* Stored data
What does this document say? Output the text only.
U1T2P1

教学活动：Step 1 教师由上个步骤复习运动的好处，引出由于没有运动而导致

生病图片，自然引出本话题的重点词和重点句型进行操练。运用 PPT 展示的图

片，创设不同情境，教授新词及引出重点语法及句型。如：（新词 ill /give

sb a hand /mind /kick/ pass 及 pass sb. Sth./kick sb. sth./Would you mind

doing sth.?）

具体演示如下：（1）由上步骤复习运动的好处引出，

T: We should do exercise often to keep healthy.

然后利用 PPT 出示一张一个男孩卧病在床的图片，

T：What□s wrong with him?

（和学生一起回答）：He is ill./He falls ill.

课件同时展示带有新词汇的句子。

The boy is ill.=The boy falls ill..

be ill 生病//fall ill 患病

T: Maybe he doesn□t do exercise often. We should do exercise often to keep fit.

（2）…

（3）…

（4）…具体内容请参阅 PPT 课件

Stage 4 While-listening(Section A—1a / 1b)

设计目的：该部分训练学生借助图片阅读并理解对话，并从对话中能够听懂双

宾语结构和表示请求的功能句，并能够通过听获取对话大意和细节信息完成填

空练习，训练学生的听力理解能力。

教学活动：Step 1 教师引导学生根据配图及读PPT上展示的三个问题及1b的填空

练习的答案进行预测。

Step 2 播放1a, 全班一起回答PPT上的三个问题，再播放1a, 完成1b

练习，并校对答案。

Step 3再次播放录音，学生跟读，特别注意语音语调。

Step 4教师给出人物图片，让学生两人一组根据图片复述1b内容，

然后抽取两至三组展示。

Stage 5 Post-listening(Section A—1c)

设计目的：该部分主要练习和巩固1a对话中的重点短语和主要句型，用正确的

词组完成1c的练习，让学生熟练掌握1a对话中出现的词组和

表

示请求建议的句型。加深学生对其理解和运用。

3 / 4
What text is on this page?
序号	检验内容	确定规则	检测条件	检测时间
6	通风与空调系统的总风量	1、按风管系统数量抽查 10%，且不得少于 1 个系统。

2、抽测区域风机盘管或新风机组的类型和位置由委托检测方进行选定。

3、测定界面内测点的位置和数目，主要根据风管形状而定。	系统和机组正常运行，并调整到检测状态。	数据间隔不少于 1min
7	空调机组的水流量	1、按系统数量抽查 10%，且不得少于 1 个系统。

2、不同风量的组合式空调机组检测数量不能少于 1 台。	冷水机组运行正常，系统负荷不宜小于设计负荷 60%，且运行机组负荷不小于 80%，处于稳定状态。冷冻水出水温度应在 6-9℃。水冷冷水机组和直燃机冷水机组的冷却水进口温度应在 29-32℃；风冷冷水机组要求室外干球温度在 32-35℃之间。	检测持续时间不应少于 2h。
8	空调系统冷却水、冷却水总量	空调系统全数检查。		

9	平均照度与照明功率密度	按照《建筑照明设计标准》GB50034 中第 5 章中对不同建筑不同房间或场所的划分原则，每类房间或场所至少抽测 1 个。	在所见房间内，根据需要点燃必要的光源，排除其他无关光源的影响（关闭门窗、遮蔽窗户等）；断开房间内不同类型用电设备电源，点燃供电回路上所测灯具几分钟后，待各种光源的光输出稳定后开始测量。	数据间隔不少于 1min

* What you need to do
Extract all lines of the records above that include "教学活动".

* Solved problem
教学活动：Step 1 教师由上个步骤复习运动的好处，引出由于没有运动而导致
教学活动：Step 1 教师引导学生根据配图及读PPT上展示的三个问题及1b的填空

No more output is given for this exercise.